- _WHAT THE TASK REQUIRES_: Transcribe all the entries word for word, omitting any pictures they contain.

»»

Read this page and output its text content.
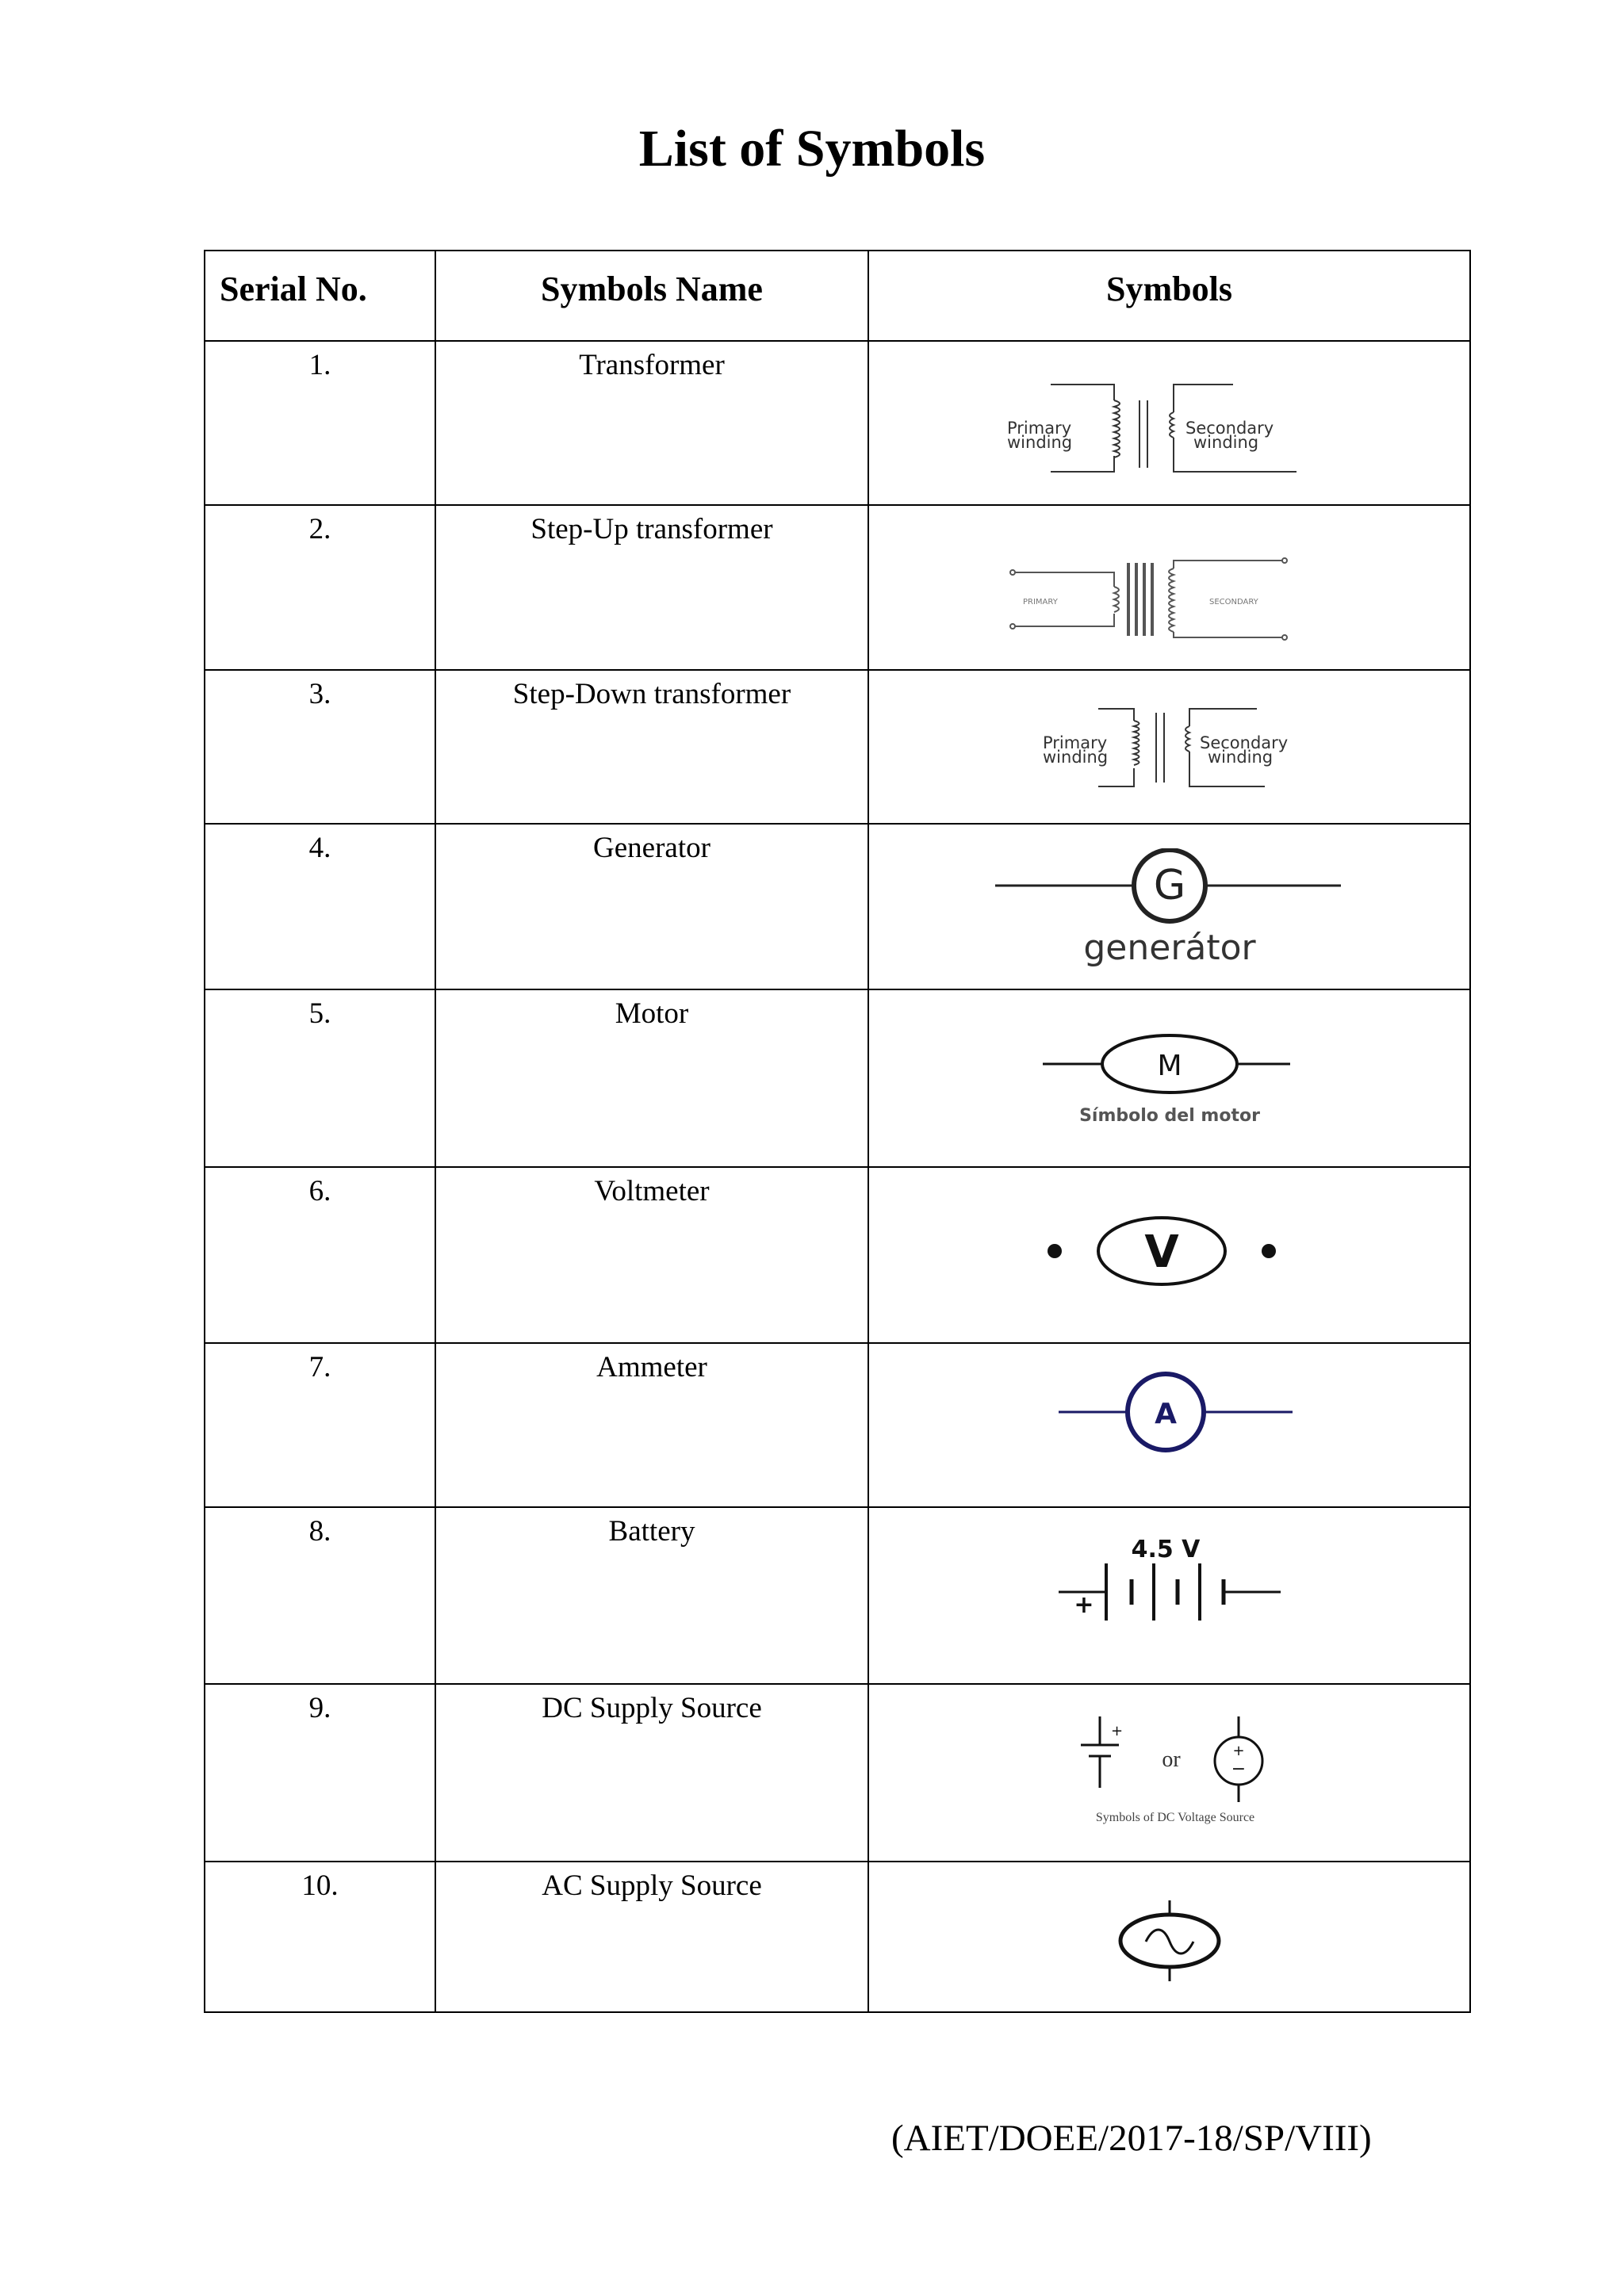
List of Symbols
Serial No.	Symbols Name	Symbols

1.	Transformer	Primary
winding
Secondary
winding

2.	Step-Up transformer	PRIMARY SECONDARY

3.	Step-Down transformer	Primary
winding
Secondary
winding

4.	Generator	G
generátor

5.	Motor	M
Símbolo del motor

6.	Voltmeter	V

7.	Ammeter	A

8.	Battery	4.5 V
+

9.	DC Supply Source	+
or +
−
Symbols of DC Voltage Source

10.	AC Supply Source

(AIET/DOEE/2017-18/SP/VIII)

««

- _WORKED SOLUTION_:
Read this page and output its text content.
List of Symbols
Serial No.	Symbols Name	Symbols

1.	Transformer	Primary
winding
Secondary
winding

2.	Step-Up transformer	PRIMARY SECONDARY

3.	Step-Down transformer	Primary
winding
Secondary
winding

4.	Generator	G
generátor

5.	Motor	M
Símbolo del motor

6.	Voltmeter	V

7.	Ammeter	A

8.	Battery	4.5 V
+

9.	DC Supply Source	+
or +
−
Symbols of DC Voltage Source

10.	AC Supply Source

(AIET/DOEE/2017-18/SP/VIII)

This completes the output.